◆ **DATA EXTRACT**:
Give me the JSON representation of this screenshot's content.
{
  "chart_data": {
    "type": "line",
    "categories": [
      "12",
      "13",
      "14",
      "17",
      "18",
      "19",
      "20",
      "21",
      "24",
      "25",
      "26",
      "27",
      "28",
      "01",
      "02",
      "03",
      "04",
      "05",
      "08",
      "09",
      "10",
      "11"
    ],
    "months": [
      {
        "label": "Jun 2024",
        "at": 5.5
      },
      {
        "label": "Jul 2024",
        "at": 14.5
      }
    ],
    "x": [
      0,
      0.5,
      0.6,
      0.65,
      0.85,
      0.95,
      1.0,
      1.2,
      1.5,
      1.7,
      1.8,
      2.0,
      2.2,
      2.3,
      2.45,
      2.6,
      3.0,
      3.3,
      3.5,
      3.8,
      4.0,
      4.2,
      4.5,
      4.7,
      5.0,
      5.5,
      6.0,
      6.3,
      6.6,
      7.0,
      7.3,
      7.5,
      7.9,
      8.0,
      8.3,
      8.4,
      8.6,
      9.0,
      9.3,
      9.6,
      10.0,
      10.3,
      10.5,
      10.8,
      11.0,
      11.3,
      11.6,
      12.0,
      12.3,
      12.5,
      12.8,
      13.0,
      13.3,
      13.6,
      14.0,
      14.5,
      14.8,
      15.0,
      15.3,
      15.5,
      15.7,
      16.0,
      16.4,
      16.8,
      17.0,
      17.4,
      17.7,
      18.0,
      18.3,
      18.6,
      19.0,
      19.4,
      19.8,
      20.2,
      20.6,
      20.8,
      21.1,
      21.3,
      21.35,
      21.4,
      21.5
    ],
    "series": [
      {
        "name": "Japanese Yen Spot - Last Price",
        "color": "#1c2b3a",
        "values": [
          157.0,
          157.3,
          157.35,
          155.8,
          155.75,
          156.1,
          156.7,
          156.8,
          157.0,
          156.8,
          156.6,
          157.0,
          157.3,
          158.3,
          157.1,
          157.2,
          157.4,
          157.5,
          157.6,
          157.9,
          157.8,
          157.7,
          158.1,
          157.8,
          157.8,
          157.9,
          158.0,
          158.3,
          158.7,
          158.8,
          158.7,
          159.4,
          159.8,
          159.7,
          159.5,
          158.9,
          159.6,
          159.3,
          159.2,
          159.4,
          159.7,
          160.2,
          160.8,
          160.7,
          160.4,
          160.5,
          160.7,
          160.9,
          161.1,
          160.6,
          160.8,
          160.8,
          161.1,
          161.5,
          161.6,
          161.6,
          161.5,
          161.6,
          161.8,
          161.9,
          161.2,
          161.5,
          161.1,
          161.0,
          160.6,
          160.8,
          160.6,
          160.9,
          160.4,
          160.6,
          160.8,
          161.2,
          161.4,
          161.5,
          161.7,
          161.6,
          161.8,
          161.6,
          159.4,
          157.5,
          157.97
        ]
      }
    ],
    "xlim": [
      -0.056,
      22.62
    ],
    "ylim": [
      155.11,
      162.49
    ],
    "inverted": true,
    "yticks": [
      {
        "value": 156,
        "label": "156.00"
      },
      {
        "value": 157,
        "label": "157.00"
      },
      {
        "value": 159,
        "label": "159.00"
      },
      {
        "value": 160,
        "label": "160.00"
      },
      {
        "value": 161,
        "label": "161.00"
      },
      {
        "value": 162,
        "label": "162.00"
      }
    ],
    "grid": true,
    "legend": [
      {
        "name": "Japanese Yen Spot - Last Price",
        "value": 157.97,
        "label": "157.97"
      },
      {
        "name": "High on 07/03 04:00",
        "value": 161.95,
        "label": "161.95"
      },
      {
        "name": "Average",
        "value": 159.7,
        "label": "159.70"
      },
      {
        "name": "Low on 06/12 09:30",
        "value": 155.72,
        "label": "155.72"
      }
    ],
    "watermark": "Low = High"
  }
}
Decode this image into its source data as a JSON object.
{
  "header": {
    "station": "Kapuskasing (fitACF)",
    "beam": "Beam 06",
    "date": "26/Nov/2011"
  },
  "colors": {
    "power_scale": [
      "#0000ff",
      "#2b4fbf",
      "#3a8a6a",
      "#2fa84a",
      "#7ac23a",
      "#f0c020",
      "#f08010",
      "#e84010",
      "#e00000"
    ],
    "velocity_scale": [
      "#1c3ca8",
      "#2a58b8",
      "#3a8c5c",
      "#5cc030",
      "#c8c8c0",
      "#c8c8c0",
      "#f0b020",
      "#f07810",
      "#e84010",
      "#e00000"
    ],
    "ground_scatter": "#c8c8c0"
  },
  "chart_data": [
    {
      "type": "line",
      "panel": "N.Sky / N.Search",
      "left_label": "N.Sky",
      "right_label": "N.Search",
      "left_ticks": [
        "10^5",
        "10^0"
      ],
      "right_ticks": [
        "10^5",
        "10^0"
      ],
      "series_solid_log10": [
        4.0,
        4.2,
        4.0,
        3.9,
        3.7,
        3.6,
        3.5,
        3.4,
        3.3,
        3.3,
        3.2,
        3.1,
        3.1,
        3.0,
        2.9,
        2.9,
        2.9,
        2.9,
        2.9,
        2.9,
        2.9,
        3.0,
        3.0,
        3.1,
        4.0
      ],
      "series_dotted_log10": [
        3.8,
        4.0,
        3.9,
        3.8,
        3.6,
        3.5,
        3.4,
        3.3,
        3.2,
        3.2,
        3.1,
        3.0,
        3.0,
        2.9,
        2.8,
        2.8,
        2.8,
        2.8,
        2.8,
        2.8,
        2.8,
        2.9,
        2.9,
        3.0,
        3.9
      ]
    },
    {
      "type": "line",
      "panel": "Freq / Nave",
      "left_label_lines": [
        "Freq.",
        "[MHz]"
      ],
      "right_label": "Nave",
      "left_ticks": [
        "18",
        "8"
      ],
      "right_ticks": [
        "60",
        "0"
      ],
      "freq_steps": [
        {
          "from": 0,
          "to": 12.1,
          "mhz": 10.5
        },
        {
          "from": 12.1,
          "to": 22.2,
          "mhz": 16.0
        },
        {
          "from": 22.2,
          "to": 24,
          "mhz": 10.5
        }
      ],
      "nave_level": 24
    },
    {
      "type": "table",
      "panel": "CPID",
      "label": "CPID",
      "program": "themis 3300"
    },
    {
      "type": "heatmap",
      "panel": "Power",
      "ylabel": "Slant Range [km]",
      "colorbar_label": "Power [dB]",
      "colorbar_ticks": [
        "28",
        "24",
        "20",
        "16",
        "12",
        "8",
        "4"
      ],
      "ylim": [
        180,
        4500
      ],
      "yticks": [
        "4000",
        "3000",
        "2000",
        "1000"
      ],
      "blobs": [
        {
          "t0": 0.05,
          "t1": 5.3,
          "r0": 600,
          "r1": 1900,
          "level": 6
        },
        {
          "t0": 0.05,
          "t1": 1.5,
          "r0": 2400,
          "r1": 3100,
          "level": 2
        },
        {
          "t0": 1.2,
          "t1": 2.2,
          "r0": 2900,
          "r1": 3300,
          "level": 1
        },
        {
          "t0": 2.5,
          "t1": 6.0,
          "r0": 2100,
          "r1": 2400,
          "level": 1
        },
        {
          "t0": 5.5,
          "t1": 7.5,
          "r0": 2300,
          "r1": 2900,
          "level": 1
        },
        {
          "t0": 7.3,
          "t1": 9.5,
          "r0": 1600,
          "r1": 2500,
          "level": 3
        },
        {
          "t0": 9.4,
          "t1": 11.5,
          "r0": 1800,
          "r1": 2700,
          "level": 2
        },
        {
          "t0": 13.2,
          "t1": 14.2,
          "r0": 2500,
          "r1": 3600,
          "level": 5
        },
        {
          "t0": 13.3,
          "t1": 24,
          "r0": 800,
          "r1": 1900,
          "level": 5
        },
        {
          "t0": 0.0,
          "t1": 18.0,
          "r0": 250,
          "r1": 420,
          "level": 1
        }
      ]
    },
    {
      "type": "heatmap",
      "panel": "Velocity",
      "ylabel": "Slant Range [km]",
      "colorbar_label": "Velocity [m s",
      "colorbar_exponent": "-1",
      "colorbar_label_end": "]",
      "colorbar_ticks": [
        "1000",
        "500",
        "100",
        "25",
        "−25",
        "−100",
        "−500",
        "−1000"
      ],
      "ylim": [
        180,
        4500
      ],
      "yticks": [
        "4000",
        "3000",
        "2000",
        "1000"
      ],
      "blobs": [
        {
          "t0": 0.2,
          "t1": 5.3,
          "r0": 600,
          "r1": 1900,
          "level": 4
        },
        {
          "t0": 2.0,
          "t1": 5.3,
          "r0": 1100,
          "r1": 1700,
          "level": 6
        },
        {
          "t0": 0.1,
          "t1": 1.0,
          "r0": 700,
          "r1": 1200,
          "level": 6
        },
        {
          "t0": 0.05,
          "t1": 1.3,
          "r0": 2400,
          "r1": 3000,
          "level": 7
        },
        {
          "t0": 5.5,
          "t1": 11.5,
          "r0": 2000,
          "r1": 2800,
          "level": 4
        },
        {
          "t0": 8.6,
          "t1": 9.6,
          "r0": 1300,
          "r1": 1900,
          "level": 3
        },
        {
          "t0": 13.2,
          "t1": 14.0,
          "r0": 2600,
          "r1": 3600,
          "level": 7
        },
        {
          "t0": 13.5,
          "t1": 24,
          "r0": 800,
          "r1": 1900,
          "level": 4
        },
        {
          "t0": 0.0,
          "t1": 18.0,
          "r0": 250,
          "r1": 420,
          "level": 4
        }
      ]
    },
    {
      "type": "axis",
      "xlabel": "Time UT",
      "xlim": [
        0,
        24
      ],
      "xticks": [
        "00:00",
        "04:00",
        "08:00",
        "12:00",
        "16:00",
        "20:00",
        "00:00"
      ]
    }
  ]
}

◆ **WHAT IS ASKED**:
Copy every line of the listing containing the string "type".

◆ **TASK OUTPUT**:
    "type": "line",
      "type": "line",
      "type": "line",
      "type": "table",
      "type": "heatmap",
      "type": "heatmap",
      "type": "axis",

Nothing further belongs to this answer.